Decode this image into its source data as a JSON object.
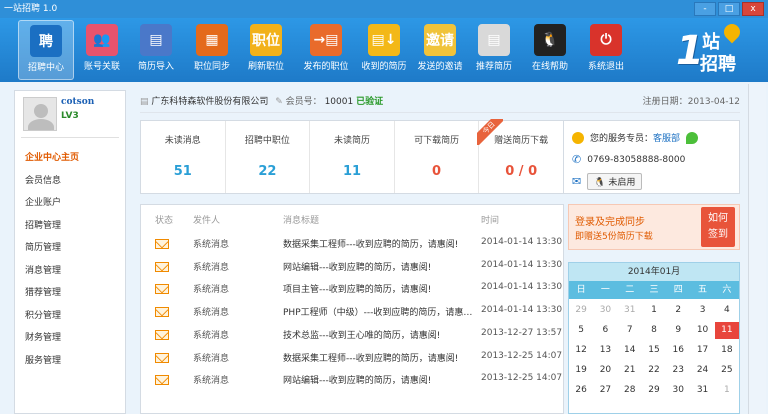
{
  "window": {
    "title": "一站招聘 1.0",
    "buttons": [
      "-",
      "□",
      "x"
    ]
  },
  "toolbar": {
    "items": [
      {
        "label": "招聘中心",
        "glyph": "聘",
        "color": "#1b6fc2"
      },
      {
        "label": "账号关联",
        "glyph": "👥",
        "color": "#e8536d"
      },
      {
        "label": "简历导入",
        "glyph": "▤",
        "color": "#4a78c9"
      },
      {
        "label": "职位同步",
        "glyph": "▦",
        "color": "#e46a1b"
      },
      {
        "label": "刷新职位",
        "glyph": "职位",
        "color": "#f2b11a"
      },
      {
        "label": "发布的职位",
        "glyph": "→▤",
        "color": "#e96b2b"
      },
      {
        "label": "收到的简历",
        "glyph": "▤↓",
        "color": "#f3b818"
      },
      {
        "label": "发送的邀请",
        "glyph": "邀请",
        "color": "#f0c33a"
      },
      {
        "label": "推荐简历",
        "glyph": "▤",
        "color": "#d9d9d9"
      },
      {
        "label": "在线帮助",
        "glyph": "🐧",
        "color": "#222222"
      },
      {
        "label": "系统退出",
        "glyph": "⏻",
        "color": "#d9332b"
      }
    ],
    "logo": {
      "one": "1",
      "zhan": "站",
      "zp": "招聘"
    }
  },
  "user": {
    "name": "cotson",
    "level": "LV3"
  },
  "menu": [
    "企业中心主页",
    "会员信息",
    "企业账户",
    "招聘管理",
    "简历管理",
    "消息管理",
    "猎荐管理",
    "积分管理",
    "财务管理",
    "服务管理"
  ],
  "company": {
    "name": "广东科特森软件股份有限公司",
    "member_label": "会员号：",
    "member_no": "10001",
    "verified": "已验证",
    "reg_label": "注册日期：",
    "reg_date": "2013-04-12"
  },
  "stats": [
    {
      "label": "未读消息",
      "value": "51",
      "color": "#2a9fd6"
    },
    {
      "label": "招聘中职位",
      "value": "22",
      "color": "#2a9fd6"
    },
    {
      "label": "未读简历",
      "value": "11",
      "color": "#2a9fd6"
    },
    {
      "label": "可下载简历",
      "value": "0",
      "color": "#e8533a"
    },
    {
      "label": "赠送简历下载",
      "value": "0 / 0",
      "color": "#e8533a",
      "ribbon": "今日"
    }
  ],
  "service": {
    "label": "您的服务专员：",
    "name": "客服部",
    "phone": "0769-83058888-8000",
    "status": "未启用"
  },
  "messages": {
    "headers": [
      "状态",
      "发件人",
      "消息标题",
      "时间"
    ],
    "rows": [
      {
        "sender": "系统消息",
        "title": "数据采集工程师---收到应聘的简历，请惠阅!",
        "time": "2014-01-14 13:30"
      },
      {
        "sender": "系统消息",
        "title": "网站编辑---收到应聘的简历，请惠阅!",
        "time": "2014-01-14 13:30"
      },
      {
        "sender": "系统消息",
        "title": "项目主管---收到应聘的简历，请惠阅!",
        "time": "2014-01-14 13:30"
      },
      {
        "sender": "系统消息",
        "title": "PHP工程师（中级）---收到应聘的简历，请惠阅!",
        "time": "2014-01-14 13:30"
      },
      {
        "sender": "系统消息",
        "title": "技术总监---收到王心唯的简历，请惠阅!",
        "time": "2013-12-27 13:57"
      },
      {
        "sender": "系统消息",
        "title": "数据采集工程师---收到应聘的简历，请惠阅!",
        "time": "2013-12-25 14:07"
      },
      {
        "sender": "系统消息",
        "title": "网站编辑---收到应聘的简历，请惠阅!",
        "time": "2013-12-25 14:07"
      }
    ]
  },
  "promo": {
    "line1": "登录及完成同步",
    "line2": "即赠送5份简历下载",
    "signin1": "如何",
    "signin2": "签到"
  },
  "calendar": {
    "month": "2014年01月",
    "weekdays": [
      "日",
      "一",
      "二",
      "三",
      "四",
      "五",
      "六"
    ],
    "days": [
      "29",
      "30",
      "31",
      "1",
      "2",
      "3",
      "4",
      "5",
      "6",
      "7",
      "8",
      "9",
      "10",
      "11",
      "12",
      "13",
      "14",
      "15",
      "16",
      "17",
      "18",
      "19",
      "20",
      "21",
      "22",
      "23",
      "24",
      "25",
      "26",
      "27",
      "28",
      "29",
      "30",
      "31",
      "1"
    ],
    "other_month": [
      0,
      1,
      2,
      34
    ],
    "today_index": 13
  }
}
::::::::::
▶ _WORK INSTRUCTIONS_: Reproduce the material in full, word for word, and omit the pictures.

▶ _ANSWER TO THE PROBLEM_:
Decode this image into its source data as a JSON object.
{
  "window": {
    "title": "一站招聘 1.0",
    "buttons": [
      "-",
      "□",
      "x"
    ]
  },
  "toolbar": {
    "items": [
      {
        "label": "招聘中心",
        "glyph": "聘",
        "color": "#1b6fc2"
      },
      {
        "label": "账号关联",
        "glyph": "👥",
        "color": "#e8536d"
      },
      {
        "label": "简历导入",
        "glyph": "▤",
        "color": "#4a78c9"
      },
      {
        "label": "职位同步",
        "glyph": "▦",
        "color": "#e46a1b"
      },
      {
        "label": "刷新职位",
        "glyph": "职位",
        "color": "#f2b11a"
      },
      {
        "label": "发布的职位",
        "glyph": "→▤",
        "color": "#e96b2b"
      },
      {
        "label": "收到的简历",
        "glyph": "▤↓",
        "color": "#f3b818"
      },
      {
        "label": "发送的邀请",
        "glyph": "邀请",
        "color": "#f0c33a"
      },
      {
        "label": "推荐简历",
        "glyph": "▤",
        "color": "#d9d9d9"
      },
      {
        "label": "在线帮助",
        "glyph": "🐧",
        "color": "#222222"
      },
      {
        "label": "系统退出",
        "glyph": "⏻",
        "color": "#d9332b"
      }
    ],
    "logo": {
      "one": "1",
      "zhan": "站",
      "zp": "招聘"
    }
  },
  "user": {
    "name": "cotson",
    "level": "LV3"
  },
  "menu": [
    "企业中心主页",
    "会员信息",
    "企业账户",
    "招聘管理",
    "简历管理",
    "消息管理",
    "猎荐管理",
    "积分管理",
    "财务管理",
    "服务管理"
  ],
  "company": {
    "name": "广东科特森软件股份有限公司",
    "member_label": "会员号：",
    "member_no": "10001",
    "verified": "已验证",
    "reg_label": "注册日期：",
    "reg_date": "2013-04-12"
  },
  "stats": [
    {
      "label": "未读消息",
      "value": "51",
      "color": "#2a9fd6"
    },
    {
      "label": "招聘中职位",
      "value": "22",
      "color": "#2a9fd6"
    },
    {
      "label": "未读简历",
      "value": "11",
      "color": "#2a9fd6"
    },
    {
      "label": "可下载简历",
      "value": "0",
      "color": "#e8533a"
    },
    {
      "label": "赠送简历下载",
      "value": "0 / 0",
      "color": "#e8533a",
      "ribbon": "今日"
    }
  ],
  "service": {
    "label": "您的服务专员：",
    "name": "客服部",
    "phone": "0769-83058888-8000",
    "status": "未启用"
  },
  "messages": {
    "headers": [
      "状态",
      "发件人",
      "消息标题",
      "时间"
    ],
    "rows": [
      {
        "sender": "系统消息",
        "title": "数据采集工程师---收到应聘的简历，请惠阅!",
        "time": "2014-01-14 13:30"
      },
      {
        "sender": "系统消息",
        "title": "网站编辑---收到应聘的简历，请惠阅!",
        "time": "2014-01-14 13:30"
      },
      {
        "sender": "系统消息",
        "title": "项目主管---收到应聘的简历，请惠阅!",
        "time": "2014-01-14 13:30"
      },
      {
        "sender": "系统消息",
        "title": "PHP工程师（中级）---收到应聘的简历，请惠阅!",
        "time": "2014-01-14 13:30"
      },
      {
        "sender": "系统消息",
        "title": "技术总监---收到王心唯的简历，请惠阅!",
        "time": "2013-12-27 13:57"
      },
      {
        "sender": "系统消息",
        "title": "数据采集工程师---收到应聘的简历，请惠阅!",
        "time": "2013-12-25 14:07"
      },
      {
        "sender": "系统消息",
        "title": "网站编辑---收到应聘的简历，请惠阅!",
        "time": "2013-12-25 14:07"
      }
    ]
  },
  "promo": {
    "line1": "登录及完成同步",
    "line2": "即赠送5份简历下载",
    "signin1": "如何",
    "signin2": "签到"
  },
  "calendar": {
    "month": "2014年01月",
    "weekdays": [
      "日",
      "一",
      "二",
      "三",
      "四",
      "五",
      "六"
    ],
    "days": [
      "29",
      "30",
      "31",
      "1",
      "2",
      "3",
      "4",
      "5",
      "6",
      "7",
      "8",
      "9",
      "10",
      "11",
      "12",
      "13",
      "14",
      "15",
      "16",
      "17",
      "18",
      "19",
      "20",
      "21",
      "22",
      "23",
      "24",
      "25",
      "26",
      "27",
      "28",
      "29",
      "30",
      "31",
      "1"
    ],
    "other_month": [
      0,
      1,
      2,
      34
    ],
    "today_index": 13
  }
}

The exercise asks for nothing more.